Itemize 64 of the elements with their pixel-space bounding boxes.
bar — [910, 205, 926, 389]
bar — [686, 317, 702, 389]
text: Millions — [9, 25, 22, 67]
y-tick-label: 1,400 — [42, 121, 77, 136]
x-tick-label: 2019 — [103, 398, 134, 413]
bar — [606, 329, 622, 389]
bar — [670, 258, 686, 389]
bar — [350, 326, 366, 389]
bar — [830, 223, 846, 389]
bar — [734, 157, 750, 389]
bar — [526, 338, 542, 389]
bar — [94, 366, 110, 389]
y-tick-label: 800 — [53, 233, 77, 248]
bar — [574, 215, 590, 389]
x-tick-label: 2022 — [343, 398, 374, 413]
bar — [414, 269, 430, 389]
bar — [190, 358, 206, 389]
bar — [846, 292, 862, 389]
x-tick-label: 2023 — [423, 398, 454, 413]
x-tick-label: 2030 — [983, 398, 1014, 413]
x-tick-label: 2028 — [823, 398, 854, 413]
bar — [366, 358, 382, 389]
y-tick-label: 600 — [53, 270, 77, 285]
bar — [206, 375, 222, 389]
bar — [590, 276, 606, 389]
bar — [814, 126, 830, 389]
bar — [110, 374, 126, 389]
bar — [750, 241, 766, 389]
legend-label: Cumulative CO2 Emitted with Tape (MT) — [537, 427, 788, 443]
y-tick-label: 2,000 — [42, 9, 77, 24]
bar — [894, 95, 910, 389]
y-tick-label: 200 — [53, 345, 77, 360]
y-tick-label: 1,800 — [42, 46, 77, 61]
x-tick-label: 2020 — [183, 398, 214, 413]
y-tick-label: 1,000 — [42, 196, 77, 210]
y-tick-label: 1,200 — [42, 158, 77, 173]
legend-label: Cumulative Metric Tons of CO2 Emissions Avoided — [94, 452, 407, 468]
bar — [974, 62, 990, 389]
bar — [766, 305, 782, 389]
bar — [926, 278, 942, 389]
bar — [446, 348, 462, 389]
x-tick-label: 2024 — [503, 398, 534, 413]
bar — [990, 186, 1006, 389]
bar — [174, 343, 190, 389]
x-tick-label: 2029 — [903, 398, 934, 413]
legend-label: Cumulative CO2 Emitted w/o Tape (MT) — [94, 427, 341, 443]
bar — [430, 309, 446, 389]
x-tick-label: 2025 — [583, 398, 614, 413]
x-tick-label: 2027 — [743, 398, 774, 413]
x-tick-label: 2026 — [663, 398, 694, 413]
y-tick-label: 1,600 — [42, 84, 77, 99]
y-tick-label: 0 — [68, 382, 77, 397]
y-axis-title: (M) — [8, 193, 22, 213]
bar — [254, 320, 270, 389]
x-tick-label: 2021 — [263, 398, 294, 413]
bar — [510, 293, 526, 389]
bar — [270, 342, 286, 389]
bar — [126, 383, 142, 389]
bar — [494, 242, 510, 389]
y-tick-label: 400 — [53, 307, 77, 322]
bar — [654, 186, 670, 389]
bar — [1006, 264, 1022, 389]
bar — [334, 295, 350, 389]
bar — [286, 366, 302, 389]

============

Your goal: Reproduce every line of the material above verbatim, keeping each character and the original line order.

Written answer:
Itemize 64 of the elements with their pixel-space bounding boxes.
bar — [910, 205, 926, 389]
bar — [686, 317, 702, 389]
text: Millions — [9, 25, 22, 67]
y-tick-label: 1,400 — [42, 121, 77, 136]
x-tick-label: 2019 — [103, 398, 134, 413]
bar — [606, 329, 622, 389]
bar — [670, 258, 686, 389]
bar — [350, 326, 366, 389]
bar — [830, 223, 846, 389]
bar — [734, 157, 750, 389]
bar — [526, 338, 542, 389]
bar — [94, 366, 110, 389]
y-tick-label: 800 — [53, 233, 77, 248]
bar — [574, 215, 590, 389]
x-tick-label: 2022 — [343, 398, 374, 413]
bar — [414, 269, 430, 389]
bar — [190, 358, 206, 389]
bar — [846, 292, 862, 389]
x-tick-label: 2023 — [423, 398, 454, 413]
x-tick-label: 2030 — [983, 398, 1014, 413]
x-tick-label: 2028 — [823, 398, 854, 413]
bar — [366, 358, 382, 389]
y-tick-label: 600 — [53, 270, 77, 285]
bar — [206, 375, 222, 389]
bar — [590, 276, 606, 389]
bar — [814, 126, 830, 389]
bar — [110, 374, 126, 389]
bar — [750, 241, 766, 389]
legend-label: Cumulative CO2 Emitted with Tape (MT) — [537, 427, 788, 443]
y-tick-label: 2,000 — [42, 9, 77, 24]
bar — [894, 95, 910, 389]
y-tick-label: 200 — [53, 345, 77, 360]
y-tick-label: 1,800 — [42, 46, 77, 61]
x-tick-label: 2020 — [183, 398, 214, 413]
y-tick-label: 1,000 — [42, 196, 77, 210]
y-tick-label: 1,200 — [42, 158, 77, 173]
legend-label: Cumulative Metric Tons of CO2 Emissions Avoided — [94, 452, 407, 468]
bar — [974, 62, 990, 389]
bar — [766, 305, 782, 389]
bar — [926, 278, 942, 389]
bar — [446, 348, 462, 389]
x-tick-label: 2024 — [503, 398, 534, 413]
bar — [990, 186, 1006, 389]
bar — [174, 343, 190, 389]
x-tick-label: 2029 — [903, 398, 934, 413]
legend-label: Cumulative CO2 Emitted w/o Tape (MT) — [94, 427, 341, 443]
bar — [430, 309, 446, 389]
x-tick-label: 2025 — [583, 398, 614, 413]
x-tick-label: 2027 — [743, 398, 774, 413]
x-tick-label: 2026 — [663, 398, 694, 413]
y-tick-label: 1,600 — [42, 84, 77, 99]
y-tick-label: 0 — [68, 382, 77, 397]
y-axis-title: (M) — [8, 193, 22, 213]
bar — [254, 320, 270, 389]
x-tick-label: 2021 — [263, 398, 294, 413]
bar — [510, 293, 526, 389]
bar — [270, 342, 286, 389]
bar — [126, 383, 142, 389]
bar — [494, 242, 510, 389]
y-tick-label: 400 — [53, 307, 77, 322]
bar — [654, 186, 670, 389]
bar — [1006, 264, 1022, 389]
bar — [334, 295, 350, 389]
bar — [286, 366, 302, 389]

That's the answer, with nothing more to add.